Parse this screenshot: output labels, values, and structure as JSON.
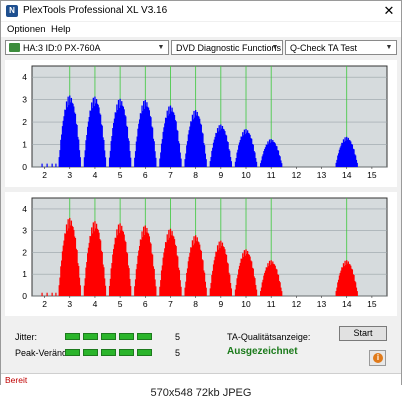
{
  "window": {
    "title": "PlexTools Professional XL V3.16",
    "close_glyph": "✕",
    "app_icon_text": "N"
  },
  "menu": {
    "items": [
      "Optionen",
      "Help"
    ]
  },
  "toolbar": {
    "drive": "HA:3 ID:0  PX-760A",
    "function": "DVD Diagnostic Functions",
    "test": "Q-Check  TA Test",
    "arrow_glyph": "▼"
  },
  "chart_data": [
    {
      "type": "bar",
      "panel": "top",
      "color": "#0000ff",
      "ylim": [
        0,
        4.5
      ],
      "yticks": [
        "0",
        "1",
        "2",
        "3",
        "4"
      ],
      "xlim": [
        1.5,
        15.6
      ],
      "xticks": [
        "2",
        "3",
        "4",
        "5",
        "6",
        "7",
        "8",
        "9",
        "10",
        "11",
        "12",
        "13",
        "14",
        "15"
      ],
      "grid_lines_at": [
        3,
        4,
        5,
        6,
        7,
        8,
        9,
        10,
        11,
        14
      ],
      "peaks": [
        {
          "center": 3.0,
          "height": 3.2
        },
        {
          "center": 4.0,
          "height": 3.15
        },
        {
          "center": 5.0,
          "height": 3.05
        },
        {
          "center": 6.0,
          "height": 3.0
        },
        {
          "center": 7.0,
          "height": 2.75
        },
        {
          "center": 8.0,
          "height": 2.55
        },
        {
          "center": 9.0,
          "height": 1.9
        },
        {
          "center": 10.0,
          "height": 1.7
        },
        {
          "center": 11.0,
          "height": 1.25
        },
        {
          "center": 14.0,
          "height": 1.35
        }
      ]
    },
    {
      "type": "bar",
      "panel": "bottom",
      "color": "#ff0000",
      "ylim": [
        0,
        4.5
      ],
      "yticks": [
        "0",
        "1",
        "2",
        "3",
        "4"
      ],
      "xlim": [
        1.5,
        15.6
      ],
      "xticks": [
        "2",
        "3",
        "4",
        "5",
        "6",
        "7",
        "8",
        "9",
        "10",
        "11",
        "12",
        "13",
        "14",
        "15"
      ],
      "grid_lines_at": [
        3,
        4,
        5,
        6,
        7,
        8,
        9,
        10,
        11,
        14
      ],
      "peaks": [
        {
          "center": 3.0,
          "height": 3.6
        },
        {
          "center": 4.0,
          "height": 3.45
        },
        {
          "center": 5.0,
          "height": 3.35
        },
        {
          "center": 6.0,
          "height": 3.25
        },
        {
          "center": 7.0,
          "height": 3.1
        },
        {
          "center": 8.0,
          "height": 2.8
        },
        {
          "center": 9.0,
          "height": 2.55
        },
        {
          "center": 10.0,
          "height": 2.15
        },
        {
          "center": 11.0,
          "height": 1.65
        },
        {
          "center": 14.0,
          "height": 1.65
        }
      ]
    }
  ],
  "results": {
    "jitter_label": "Jitter:",
    "jitter_value": "5",
    "jitter_level": 5,
    "peak_label": "Peak-Veränd:",
    "peak_value": "5",
    "peak_level": 5,
    "quality_label": "TA-Qualitätsanzeige:",
    "quality_value": "Ausgezeichnet",
    "quality_color": "#1a7a1a",
    "led_color": "#2bb52b"
  },
  "buttons": {
    "start": "Start",
    "info_glyph": "i"
  },
  "status": {
    "text": "Bereit"
  },
  "caption": "570x548  72kb  JPEG"
}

### What needs to be done
Each line of the data should be quoted exactly, with pictures left out.

### Exercise output
Parse this screenshot: output labels, values, and structure as JSON.
{
  "window": {
    "title": "PlexTools Professional XL V3.16",
    "close_glyph": "✕",
    "app_icon_text": "N"
  },
  "menu": {
    "items": [
      "Optionen",
      "Help"
    ]
  },
  "toolbar": {
    "drive": "HA:3 ID:0  PX-760A",
    "function": "DVD Diagnostic Functions",
    "test": "Q-Check  TA Test",
    "arrow_glyph": "▼"
  },
  "chart_data": [
    {
      "type": "bar",
      "panel": "top",
      "color": "#0000ff",
      "ylim": [
        0,
        4.5
      ],
      "yticks": [
        "0",
        "1",
        "2",
        "3",
        "4"
      ],
      "xlim": [
        1.5,
        15.6
      ],
      "xticks": [
        "2",
        "3",
        "4",
        "5",
        "6",
        "7",
        "8",
        "9",
        "10",
        "11",
        "12",
        "13",
        "14",
        "15"
      ],
      "grid_lines_at": [
        3,
        4,
        5,
        6,
        7,
        8,
        9,
        10,
        11,
        14
      ],
      "peaks": [
        {
          "center": 3.0,
          "height": 3.2
        },
        {
          "center": 4.0,
          "height": 3.15
        },
        {
          "center": 5.0,
          "height": 3.05
        },
        {
          "center": 6.0,
          "height": 3.0
        },
        {
          "center": 7.0,
          "height": 2.75
        },
        {
          "center": 8.0,
          "height": 2.55
        },
        {
          "center": 9.0,
          "height": 1.9
        },
        {
          "center": 10.0,
          "height": 1.7
        },
        {
          "center": 11.0,
          "height": 1.25
        },
        {
          "center": 14.0,
          "height": 1.35
        }
      ]
    },
    {
      "type": "bar",
      "panel": "bottom",
      "color": "#ff0000",
      "ylim": [
        0,
        4.5
      ],
      "yticks": [
        "0",
        "1",
        "2",
        "3",
        "4"
      ],
      "xlim": [
        1.5,
        15.6
      ],
      "xticks": [
        "2",
        "3",
        "4",
        "5",
        "6",
        "7",
        "8",
        "9",
        "10",
        "11",
        "12",
        "13",
        "14",
        "15"
      ],
      "grid_lines_at": [
        3,
        4,
        5,
        6,
        7,
        8,
        9,
        10,
        11,
        14
      ],
      "peaks": [
        {
          "center": 3.0,
          "height": 3.6
        },
        {
          "center": 4.0,
          "height": 3.45
        },
        {
          "center": 5.0,
          "height": 3.35
        },
        {
          "center": 6.0,
          "height": 3.25
        },
        {
          "center": 7.0,
          "height": 3.1
        },
        {
          "center": 8.0,
          "height": 2.8
        },
        {
          "center": 9.0,
          "height": 2.55
        },
        {
          "center": 10.0,
          "height": 2.15
        },
        {
          "center": 11.0,
          "height": 1.65
        },
        {
          "center": 14.0,
          "height": 1.65
        }
      ]
    }
  ],
  "results": {
    "jitter_label": "Jitter:",
    "jitter_value": "5",
    "jitter_level": 5,
    "peak_label": "Peak-Veränd:",
    "peak_value": "5",
    "peak_level": 5,
    "quality_label": "TA-Qualitätsanzeige:",
    "quality_value": "Ausgezeichnet",
    "quality_color": "#1a7a1a",
    "led_color": "#2bb52b"
  },
  "buttons": {
    "start": "Start",
    "info_glyph": "i"
  },
  "status": {
    "text": "Bereit"
  },
  "caption": "570x548  72kb  JPEG"
}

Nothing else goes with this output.